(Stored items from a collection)
— start —
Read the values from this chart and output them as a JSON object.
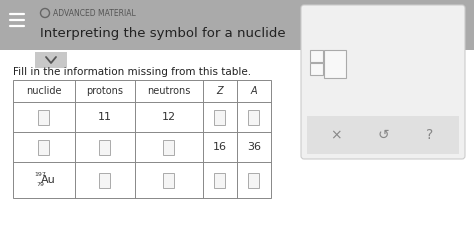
{
  "header_bg": "#aaaaaa",
  "circle_color": "#888888",
  "advanced_label": "ADVANCED MATERIAL",
  "title": "Interpreting the symbol for a nuclide",
  "hamburger_color": "#ffffff",
  "chevron_bg": "#c8c8c8",
  "body_bg": "#ffffff",
  "fill_in_text": "Fill in the information missing from this table.",
  "table_header": [
    "nuclide",
    "protons",
    "neutrons",
    "Z",
    "A"
  ],
  "table_border_color": "#888888",
  "table_bg": "#ffffff",
  "side_panel_bg": "#f0f0f0",
  "side_panel_border": "#cccccc",
  "button_bar_bg": "#e0e0e0",
  "button_texts": [
    "×",
    "↺",
    "?"
  ],
  "button_text_color": "#888888",
  "input_box_fill": "#f5f5f5",
  "input_box_border": "#aaaaaa"
}
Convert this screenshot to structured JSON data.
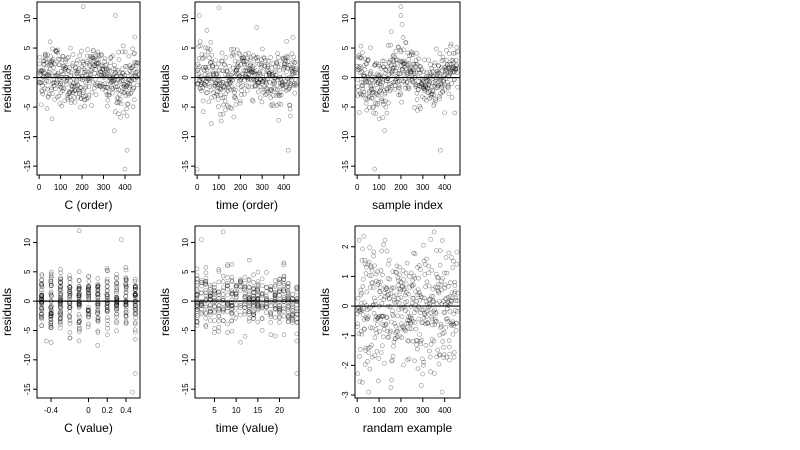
{
  "figure": {
    "background": "#ffffff",
    "point_color": "#000000",
    "point_style": "open-circle",
    "point_opacity": 0.45
  },
  "chart_data": [
    {
      "type": "scatter",
      "xlabel": "C (order)",
      "ylabel": "residuals",
      "xlim": [
        -10,
        470
      ],
      "ylim": [
        -16.5,
        12.8
      ],
      "xticks": [
        0,
        100,
        200,
        300,
        400
      ],
      "yticks": [
        -15,
        -10,
        -5,
        0,
        5,
        10
      ],
      "hline": 0,
      "n_points": 460,
      "pattern": "order",
      "outliers": [
        {
          "x": 205,
          "y": 12
        },
        {
          "x": 355,
          "y": 10.5
        },
        {
          "x": 410,
          "y": -12.3
        },
        {
          "x": 400,
          "y": -15.5
        },
        {
          "x": 410,
          "y": -6.5
        },
        {
          "x": 60,
          "y": -7
        }
      ]
    },
    {
      "type": "scatter",
      "xlabel": "time (order)",
      "ylabel": "residuals",
      "xlim": [
        -10,
        470
      ],
      "ylim": [
        -16.5,
        12.8
      ],
      "xticks": [
        0,
        100,
        200,
        300,
        400
      ],
      "yticks": [
        -15,
        -10,
        -5,
        0,
        5,
        10
      ],
      "hline": 0,
      "n_points": 460,
      "pattern": "order",
      "outliers": [
        {
          "x": 10,
          "y": 10.5
        },
        {
          "x": 100,
          "y": 11.8
        },
        {
          "x": 45,
          "y": 8
        },
        {
          "x": 420,
          "y": -12.3
        },
        {
          "x": 0,
          "y": -15.5
        },
        {
          "x": 430,
          "y": -6.5
        }
      ]
    },
    {
      "type": "scatter",
      "xlabel": "sample index",
      "ylabel": "residuals",
      "xlim": [
        -10,
        470
      ],
      "ylim": [
        -16.5,
        12.8
      ],
      "xticks": [
        0,
        100,
        200,
        300,
        400
      ],
      "yticks": [
        -15,
        -10,
        -5,
        0,
        5,
        10
      ],
      "hline": 0,
      "n_points": 460,
      "pattern": "order",
      "outliers": [
        {
          "x": 200,
          "y": 12
        },
        {
          "x": 200,
          "y": 10.5
        },
        {
          "x": 205,
          "y": 9
        },
        {
          "x": 380,
          "y": -12.3
        },
        {
          "x": 80,
          "y": -15.5
        },
        {
          "x": 100,
          "y": -7
        }
      ]
    },
    {
      "type": "scatter",
      "xlabel": "C (value)",
      "ylabel": "residuals",
      "xlim": [
        -0.55,
        0.55
      ],
      "ylim": [
        -16.5,
        12.8
      ],
      "xticks": [
        -0.4,
        0.0,
        0.2,
        0.4
      ],
      "yticks": [
        -15,
        -10,
        -5,
        0,
        5,
        10
      ],
      "hline": 0,
      "n_points": 460,
      "pattern": "columns",
      "columns": [
        -0.5,
        -0.4,
        -0.3,
        -0.2,
        -0.1,
        0.0,
        0.1,
        0.2,
        0.3,
        0.4,
        0.5
      ],
      "outliers": [
        {
          "x": -0.1,
          "y": 12
        },
        {
          "x": 0.35,
          "y": 10.5
        },
        {
          "x": 0.5,
          "y": -12.3
        },
        {
          "x": 0.47,
          "y": -15.5
        },
        {
          "x": 0.5,
          "y": -6.5
        },
        {
          "x": -0.45,
          "y": -6.8
        }
      ]
    },
    {
      "type": "scatter",
      "xlabel": "time (value)",
      "ylabel": "residuals",
      "xlim": [
        0.5,
        24.5
      ],
      "ylim": [
        -16.5,
        12.8
      ],
      "xticks": [
        5,
        10,
        15,
        20
      ],
      "yticks": [
        -15,
        -10,
        -5,
        0,
        5,
        10
      ],
      "hline": 0,
      "n_points": 460,
      "pattern": "columns",
      "columns": [
        1,
        2,
        3,
        4,
        5,
        6,
        7,
        8,
        9,
        10,
        11,
        12,
        13,
        14,
        15,
        16,
        17,
        18,
        19,
        20,
        21,
        22,
        23,
        24
      ],
      "outliers": [
        {
          "x": 2,
          "y": 10.5
        },
        {
          "x": 7,
          "y": 11.8
        },
        {
          "x": 24,
          "y": -12.3
        },
        {
          "x": 24,
          "y": -6.8
        },
        {
          "x": 11,
          "y": -7
        }
      ]
    },
    {
      "type": "scatter",
      "xlabel": "randam example",
      "ylabel": "residuals",
      "xlim": [
        -10,
        470
      ],
      "ylim": [
        -3.1,
        2.7
      ],
      "xticks": [
        0,
        100,
        200,
        300,
        400
      ],
      "yticks": [
        -3,
        -2,
        -1,
        0,
        1,
        2
      ],
      "hline": 0,
      "n_points": 460,
      "pattern": "random",
      "outliers": []
    }
  ]
}
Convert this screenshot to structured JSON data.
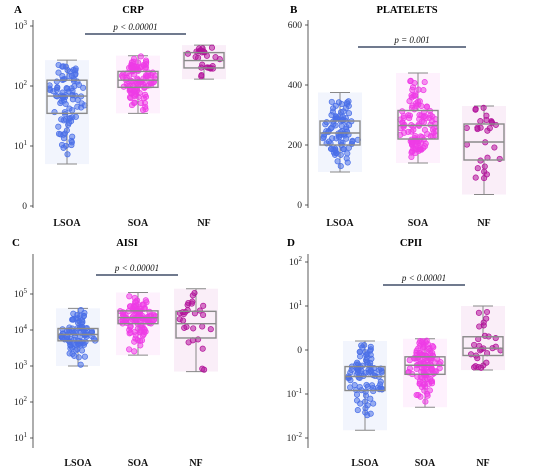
— end —
▸ TO DO
Repeat all of the data above word for word, minus the pictures.

▸ WORKED SOLUTION
Read the values from this chart and output them as a JSON object.
{
  "header_bg": "#aaaaaa",
  "circle_color": "#888888",
  "advanced_label": "ADVANCED MATERIAL",
  "title": "Interpreting the symbol for a nuclide",
  "hamburger_color": "#ffffff",
  "chevron_bg": "#c8c8c8",
  "body_bg": "#ffffff",
  "fill_in_text": "Fill in the information missing from this table.",
  "table_header": [
    "nuclide",
    "protons",
    "neutrons",
    "Z",
    "A"
  ],
  "table_border_color": "#888888",
  "table_bg": "#ffffff",
  "side_panel_bg": "#f0f0f0",
  "side_panel_border": "#cccccc",
  "button_bar_bg": "#e0e0e0",
  "button_texts": [
    "×",
    "↺",
    "?"
  ],
  "button_text_color": "#888888",
  "input_box_fill": "#f5f5f5",
  "input_box_border": "#aaaaaa"
}
Convert this screenshot to structured JSON data.
{
  "figure": {
    "background": "#ffffff",
    "point_color": "#000000",
    "point_style": "open-circle",
    "point_opacity": 0.45
  },
  "chart_data": [
    {
      "type": "scatter",
      "xlabel": "C (order)",
      "ylabel": "residuals",
      "xlim": [
        -10,
        470
      ],
      "ylim": [
        -16.5,
        12.8
      ],
      "xticks": [
        0,
        100,
        200,
        300,
        400
      ],
      "yticks": [
        -15,
        -10,
        -5,
        0,
        5,
        10
      ],
      "hline": 0,
      "n_points": 460,
      "pattern": "order",
      "outliers": [
        {
          "x": 205,
          "y": 12
        },
        {
          "x": 355,
          "y": 10.5
        },
        {
          "x": 410,
          "y": -12.3
        },
        {
          "x": 400,
          "y": -15.5
        },
        {
          "x": 410,
          "y": -6.5
        },
        {
          "x": 60,
          "y": -7
        }
      ]
    },
    {
      "type": "scatter",
      "xlabel": "time (order)",
      "ylabel": "residuals",
      "xlim": [
        -10,
        470
      ],
      "ylim": [
        -16.5,
        12.8
      ],
      "xticks": [
        0,
        100,
        200,
        300,
        400
      ],
      "yticks": [
        -15,
        -10,
        -5,
        0,
        5,
        10
      ],
      "hline": 0,
      "n_points": 460,
      "pattern": "order",
      "outliers": [
        {
          "x": 10,
          "y": 10.5
        },
        {
          "x": 100,
          "y": 11.8
        },
        {
          "x": 45,
          "y": 8
        },
        {
          "x": 420,
          "y": -12.3
        },
        {
          "x": 0,
          "y": -15.5
        },
        {
          "x": 430,
          "y": -6.5
        }
      ]
    },
    {
      "type": "scatter",
      "xlabel": "sample index",
      "ylabel": "residuals",
      "xlim": [
        -10,
        470
      ],
      "ylim": [
        -16.5,
        12.8
      ],
      "xticks": [
        0,
        100,
        200,
        300,
        400
      ],
      "yticks": [
        -15,
        -10,
        -5,
        0,
        5,
        10
      ],
      "hline": 0,
      "n_points": 460,
      "pattern": "order",
      "outliers": [
        {
          "x": 200,
          "y": 12
        },
        {
          "x": 200,
          "y": 10.5
        },
        {
          "x": 205,
          "y": 9
        },
        {
          "x": 380,
          "y": -12.3
        },
        {
          "x": 80,
          "y": -15.5
        },
        {
          "x": 100,
          "y": -7
        }
      ]
    },
    {
      "type": "scatter",
      "xlabel": "C (value)",
      "ylabel": "residuals",
      "xlim": [
        -0.55,
        0.55
      ],
      "ylim": [
        -16.5,
        12.8
      ],
      "xticks": [
        -0.4,
        0.0,
        0.2,
        0.4
      ],
      "yticks": [
        -15,
        -10,
        -5,
        0,
        5,
        10
      ],
      "hline": 0,
      "n_points": 460,
      "pattern": "columns",
      "columns": [
        -0.5,
        -0.4,
        -0.3,
        -0.2,
        -0.1,
        0.0,
        0.1,
        0.2,
        0.3,
        0.4,
        0.5
      ],
      "outliers": [
        {
          "x": -0.1,
          "y": 12
        },
        {
          "x": 0.35,
          "y": 10.5
        },
        {
          "x": 0.5,
          "y": -12.3
        },
        {
          "x": 0.47,
          "y": -15.5
        },
        {
          "x": 0.5,
          "y": -6.5
        },
        {
          "x": -0.45,
          "y": -6.8
        }
      ]
    },
    {
      "type": "scatter",
      "xlabel": "time (value)",
      "ylabel": "residuals",
      "xlim": [
        0.5,
        24.5
      ],
      "ylim": [
        -16.5,
        12.8
      ],
      "xticks": [
        5,
        10,
        15,
        20
      ],
      "yticks": [
        -15,
        -10,
        -5,
        0,
        5,
        10
      ],
      "hline": 0,
      "n_points": 460,
      "pattern": "columns",
      "columns": [
        1,
        2,
        3,
        4,
        5,
        6,
        7,
        8,
        9,
        10,
        11,
        12,
        13,
        14,
        15,
        16,
        17,
        18,
        19,
        20,
        21,
        22,
        23,
        24
      ],
      "outliers": [
        {
          "x": 2,
          "y": 10.5
        },
        {
          "x": 7,
          "y": 11.8
        },
        {
          "x": 24,
          "y": -12.3
        },
        {
          "x": 24,
          "y": -6.8
        },
        {
          "x": 11,
          "y": -7
        }
      ]
    },
    {
      "type": "scatter",
      "xlabel": "randam example",
      "ylabel": "residuals",
      "xlim": [
        -10,
        470
      ],
      "ylim": [
        -3.1,
        2.7
      ],
      "xticks": [
        0,
        100,
        200,
        300,
        400
      ],
      "yticks": [
        -3,
        -2,
        -1,
        0,
        1,
        2
      ],
      "hline": 0,
      "n_points": 460,
      "pattern": "random",
      "outliers": []
    }
  ]
}
Convert this screenshot to structured JSON data.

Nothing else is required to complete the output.